▶ DATA SHOWN:
++++++++++++++++++++

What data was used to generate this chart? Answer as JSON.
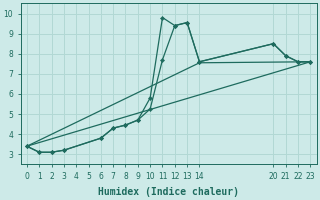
{
  "xlabel": "Humidex (Indice chaleur)",
  "background_color": "#cdeae8",
  "grid_color": "#b2d8d4",
  "line_color": "#1e6b5e",
  "xlim": [
    -0.5,
    23.5
  ],
  "ylim": [
    2.5,
    10.5
  ],
  "xticks": [
    0,
    1,
    2,
    3,
    4,
    5,
    6,
    7,
    8,
    9,
    10,
    11,
    12,
    13,
    14,
    20,
    21,
    22,
    23
  ],
  "yticks": [
    3,
    4,
    5,
    6,
    7,
    8,
    9,
    10
  ],
  "lines": [
    {
      "x": [
        0,
        1,
        2,
        3,
        6,
        7,
        8,
        9,
        10,
        11,
        12,
        13,
        14,
        20,
        21,
        22,
        23
      ],
      "y": [
        3.4,
        3.1,
        3.1,
        3.2,
        3.8,
        4.3,
        4.45,
        4.7,
        5.8,
        9.8,
        9.4,
        9.55,
        7.6,
        8.5,
        7.9,
        7.6,
        7.6
      ],
      "markers": true
    },
    {
      "x": [
        0,
        1,
        2,
        3,
        6,
        7,
        8,
        9,
        10,
        11,
        12,
        13,
        14,
        20,
        21,
        22,
        23
      ],
      "y": [
        3.4,
        3.1,
        3.1,
        3.2,
        3.8,
        4.3,
        4.45,
        4.7,
        5.25,
        7.7,
        9.4,
        9.55,
        7.6,
        8.5,
        7.9,
        7.6,
        7.6
      ],
      "markers": true
    },
    {
      "x": [
        0,
        23
      ],
      "y": [
        3.4,
        7.6
      ],
      "markers": false
    },
    {
      "x": [
        0,
        14,
        23
      ],
      "y": [
        3.4,
        7.55,
        7.6
      ],
      "markers": false
    }
  ]
}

++++++++++++++++++++

▶ WHAT YOU SHOULD DO: Give every line back word for word and leave the pictures out.

▶ ANSWER TO THIS PROBLEM:
What data was used to generate this chart? Answer as JSON.
{
  "xlabel": "Humidex (Indice chaleur)",
  "background_color": "#cdeae8",
  "grid_color": "#b2d8d4",
  "line_color": "#1e6b5e",
  "xlim": [
    -0.5,
    23.5
  ],
  "ylim": [
    2.5,
    10.5
  ],
  "xticks": [
    0,
    1,
    2,
    3,
    4,
    5,
    6,
    7,
    8,
    9,
    10,
    11,
    12,
    13,
    14,
    20,
    21,
    22,
    23
  ],
  "yticks": [
    3,
    4,
    5,
    6,
    7,
    8,
    9,
    10
  ],
  "lines": [
    {
      "x": [
        0,
        1,
        2,
        3,
        6,
        7,
        8,
        9,
        10,
        11,
        12,
        13,
        14,
        20,
        21,
        22,
        23
      ],
      "y": [
        3.4,
        3.1,
        3.1,
        3.2,
        3.8,
        4.3,
        4.45,
        4.7,
        5.8,
        9.8,
        9.4,
        9.55,
        7.6,
        8.5,
        7.9,
        7.6,
        7.6
      ],
      "markers": true
    },
    {
      "x": [
        0,
        1,
        2,
        3,
        6,
        7,
        8,
        9,
        10,
        11,
        12,
        13,
        14,
        20,
        21,
        22,
        23
      ],
      "y": [
        3.4,
        3.1,
        3.1,
        3.2,
        3.8,
        4.3,
        4.45,
        4.7,
        5.25,
        7.7,
        9.4,
        9.55,
        7.6,
        8.5,
        7.9,
        7.6,
        7.6
      ],
      "markers": true
    },
    {
      "x": [
        0,
        23
      ],
      "y": [
        3.4,
        7.6
      ],
      "markers": false
    },
    {
      "x": [
        0,
        14,
        23
      ],
      "y": [
        3.4,
        7.55,
        7.6
      ],
      "markers": false
    }
  ]
}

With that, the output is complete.